Dataset records:

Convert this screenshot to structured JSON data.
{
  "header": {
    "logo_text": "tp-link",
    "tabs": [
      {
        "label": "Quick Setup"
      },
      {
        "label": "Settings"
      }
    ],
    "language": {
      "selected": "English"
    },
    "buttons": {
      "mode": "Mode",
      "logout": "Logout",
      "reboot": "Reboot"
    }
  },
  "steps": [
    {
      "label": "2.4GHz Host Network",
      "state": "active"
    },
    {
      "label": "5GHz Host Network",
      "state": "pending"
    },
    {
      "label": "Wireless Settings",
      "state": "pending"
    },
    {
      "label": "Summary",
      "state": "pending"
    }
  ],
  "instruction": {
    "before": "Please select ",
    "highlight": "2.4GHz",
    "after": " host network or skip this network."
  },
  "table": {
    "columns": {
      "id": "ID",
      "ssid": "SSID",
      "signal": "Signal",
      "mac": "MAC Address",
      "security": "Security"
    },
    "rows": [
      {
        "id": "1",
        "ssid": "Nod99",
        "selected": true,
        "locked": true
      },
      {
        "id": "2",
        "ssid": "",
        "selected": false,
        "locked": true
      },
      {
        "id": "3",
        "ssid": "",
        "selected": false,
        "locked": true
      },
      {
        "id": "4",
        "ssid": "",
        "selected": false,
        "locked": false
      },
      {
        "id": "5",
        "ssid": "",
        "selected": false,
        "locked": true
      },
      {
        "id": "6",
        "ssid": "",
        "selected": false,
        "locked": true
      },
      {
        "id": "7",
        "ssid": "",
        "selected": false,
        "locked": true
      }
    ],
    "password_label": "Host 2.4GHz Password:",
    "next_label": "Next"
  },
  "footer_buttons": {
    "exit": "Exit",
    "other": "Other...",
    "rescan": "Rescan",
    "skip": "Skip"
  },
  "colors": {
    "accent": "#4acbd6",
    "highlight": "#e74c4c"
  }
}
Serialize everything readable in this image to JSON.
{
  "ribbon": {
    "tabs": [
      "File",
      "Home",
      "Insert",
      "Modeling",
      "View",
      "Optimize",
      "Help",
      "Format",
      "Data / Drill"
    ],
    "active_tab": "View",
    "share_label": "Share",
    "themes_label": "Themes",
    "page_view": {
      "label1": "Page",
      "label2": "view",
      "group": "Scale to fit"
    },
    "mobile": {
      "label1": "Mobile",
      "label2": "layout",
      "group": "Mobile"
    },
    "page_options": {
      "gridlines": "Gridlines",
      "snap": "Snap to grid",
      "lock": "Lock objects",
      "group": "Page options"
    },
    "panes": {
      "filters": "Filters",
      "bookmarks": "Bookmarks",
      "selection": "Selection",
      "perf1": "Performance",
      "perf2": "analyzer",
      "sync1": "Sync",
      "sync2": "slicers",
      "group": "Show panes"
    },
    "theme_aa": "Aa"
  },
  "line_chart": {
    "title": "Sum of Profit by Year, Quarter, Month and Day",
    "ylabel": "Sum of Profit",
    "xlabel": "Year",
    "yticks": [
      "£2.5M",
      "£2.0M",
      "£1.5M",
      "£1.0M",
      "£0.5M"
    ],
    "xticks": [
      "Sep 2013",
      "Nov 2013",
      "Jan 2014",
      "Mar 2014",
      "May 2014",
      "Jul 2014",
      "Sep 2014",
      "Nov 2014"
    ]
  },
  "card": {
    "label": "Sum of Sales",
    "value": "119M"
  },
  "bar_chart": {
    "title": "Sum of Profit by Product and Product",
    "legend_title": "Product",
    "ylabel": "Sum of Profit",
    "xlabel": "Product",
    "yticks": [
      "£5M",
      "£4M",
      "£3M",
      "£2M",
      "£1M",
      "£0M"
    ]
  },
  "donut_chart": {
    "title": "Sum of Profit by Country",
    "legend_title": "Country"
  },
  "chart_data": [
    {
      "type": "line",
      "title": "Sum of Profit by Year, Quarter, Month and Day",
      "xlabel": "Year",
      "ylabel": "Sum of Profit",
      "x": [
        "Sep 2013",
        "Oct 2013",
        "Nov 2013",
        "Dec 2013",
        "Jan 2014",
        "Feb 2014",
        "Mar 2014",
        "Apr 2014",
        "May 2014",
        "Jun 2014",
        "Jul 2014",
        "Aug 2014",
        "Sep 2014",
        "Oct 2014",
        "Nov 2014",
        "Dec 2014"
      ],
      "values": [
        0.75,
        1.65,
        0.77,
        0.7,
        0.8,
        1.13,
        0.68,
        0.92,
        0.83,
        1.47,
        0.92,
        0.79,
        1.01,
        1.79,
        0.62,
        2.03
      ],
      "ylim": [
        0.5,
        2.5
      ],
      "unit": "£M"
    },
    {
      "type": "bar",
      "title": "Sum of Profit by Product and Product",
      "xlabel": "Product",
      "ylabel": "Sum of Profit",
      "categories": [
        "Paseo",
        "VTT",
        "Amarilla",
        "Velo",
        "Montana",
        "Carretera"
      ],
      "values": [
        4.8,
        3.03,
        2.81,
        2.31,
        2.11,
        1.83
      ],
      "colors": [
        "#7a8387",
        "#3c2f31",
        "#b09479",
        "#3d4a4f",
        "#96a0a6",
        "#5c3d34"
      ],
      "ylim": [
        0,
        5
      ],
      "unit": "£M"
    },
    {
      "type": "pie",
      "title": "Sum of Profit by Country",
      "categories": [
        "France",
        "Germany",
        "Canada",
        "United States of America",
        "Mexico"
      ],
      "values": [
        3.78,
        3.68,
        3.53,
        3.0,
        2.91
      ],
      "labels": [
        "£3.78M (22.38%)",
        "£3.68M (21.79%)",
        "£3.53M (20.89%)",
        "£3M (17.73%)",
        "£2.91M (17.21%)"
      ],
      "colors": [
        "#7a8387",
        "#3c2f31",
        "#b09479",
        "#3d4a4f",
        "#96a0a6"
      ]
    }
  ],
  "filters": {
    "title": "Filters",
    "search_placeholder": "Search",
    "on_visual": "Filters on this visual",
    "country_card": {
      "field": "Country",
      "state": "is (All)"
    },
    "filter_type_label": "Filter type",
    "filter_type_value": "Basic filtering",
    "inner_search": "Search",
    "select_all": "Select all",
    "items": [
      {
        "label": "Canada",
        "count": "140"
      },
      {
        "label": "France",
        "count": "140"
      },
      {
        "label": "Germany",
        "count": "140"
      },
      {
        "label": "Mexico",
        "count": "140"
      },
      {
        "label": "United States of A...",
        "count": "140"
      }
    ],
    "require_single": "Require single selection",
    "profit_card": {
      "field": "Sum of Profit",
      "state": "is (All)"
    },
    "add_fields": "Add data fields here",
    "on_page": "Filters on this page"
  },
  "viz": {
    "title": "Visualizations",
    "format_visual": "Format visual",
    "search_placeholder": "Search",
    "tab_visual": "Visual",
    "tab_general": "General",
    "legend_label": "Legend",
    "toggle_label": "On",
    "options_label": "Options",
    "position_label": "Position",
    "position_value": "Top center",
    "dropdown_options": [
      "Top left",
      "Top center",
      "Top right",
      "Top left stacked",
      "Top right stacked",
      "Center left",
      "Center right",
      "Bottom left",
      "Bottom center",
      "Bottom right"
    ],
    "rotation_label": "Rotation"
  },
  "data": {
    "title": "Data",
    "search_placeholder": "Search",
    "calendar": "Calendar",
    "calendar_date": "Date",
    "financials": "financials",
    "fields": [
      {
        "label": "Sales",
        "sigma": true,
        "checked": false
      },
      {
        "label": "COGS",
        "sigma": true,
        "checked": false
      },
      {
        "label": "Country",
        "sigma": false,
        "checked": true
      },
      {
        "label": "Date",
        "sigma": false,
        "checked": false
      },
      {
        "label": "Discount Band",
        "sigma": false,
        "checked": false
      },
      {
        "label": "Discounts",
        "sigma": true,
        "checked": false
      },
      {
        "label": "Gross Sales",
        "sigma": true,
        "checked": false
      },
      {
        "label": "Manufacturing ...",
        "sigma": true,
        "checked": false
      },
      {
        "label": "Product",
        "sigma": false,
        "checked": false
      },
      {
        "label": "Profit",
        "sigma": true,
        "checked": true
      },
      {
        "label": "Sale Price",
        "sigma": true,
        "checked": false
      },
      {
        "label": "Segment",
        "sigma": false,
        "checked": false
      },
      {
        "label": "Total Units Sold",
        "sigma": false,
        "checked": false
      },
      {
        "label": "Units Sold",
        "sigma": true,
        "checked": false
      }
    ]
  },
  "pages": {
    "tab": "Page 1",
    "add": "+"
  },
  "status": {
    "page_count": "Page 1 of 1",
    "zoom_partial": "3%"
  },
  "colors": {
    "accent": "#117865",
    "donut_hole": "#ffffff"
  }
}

Aim of the task: Scan the listing above for the word "group" and copy every line that holds it.

Solution:
      "group": "Scale to fit"
      "group": "Mobile"
      "group": "Page options"
      "group": "Show panes"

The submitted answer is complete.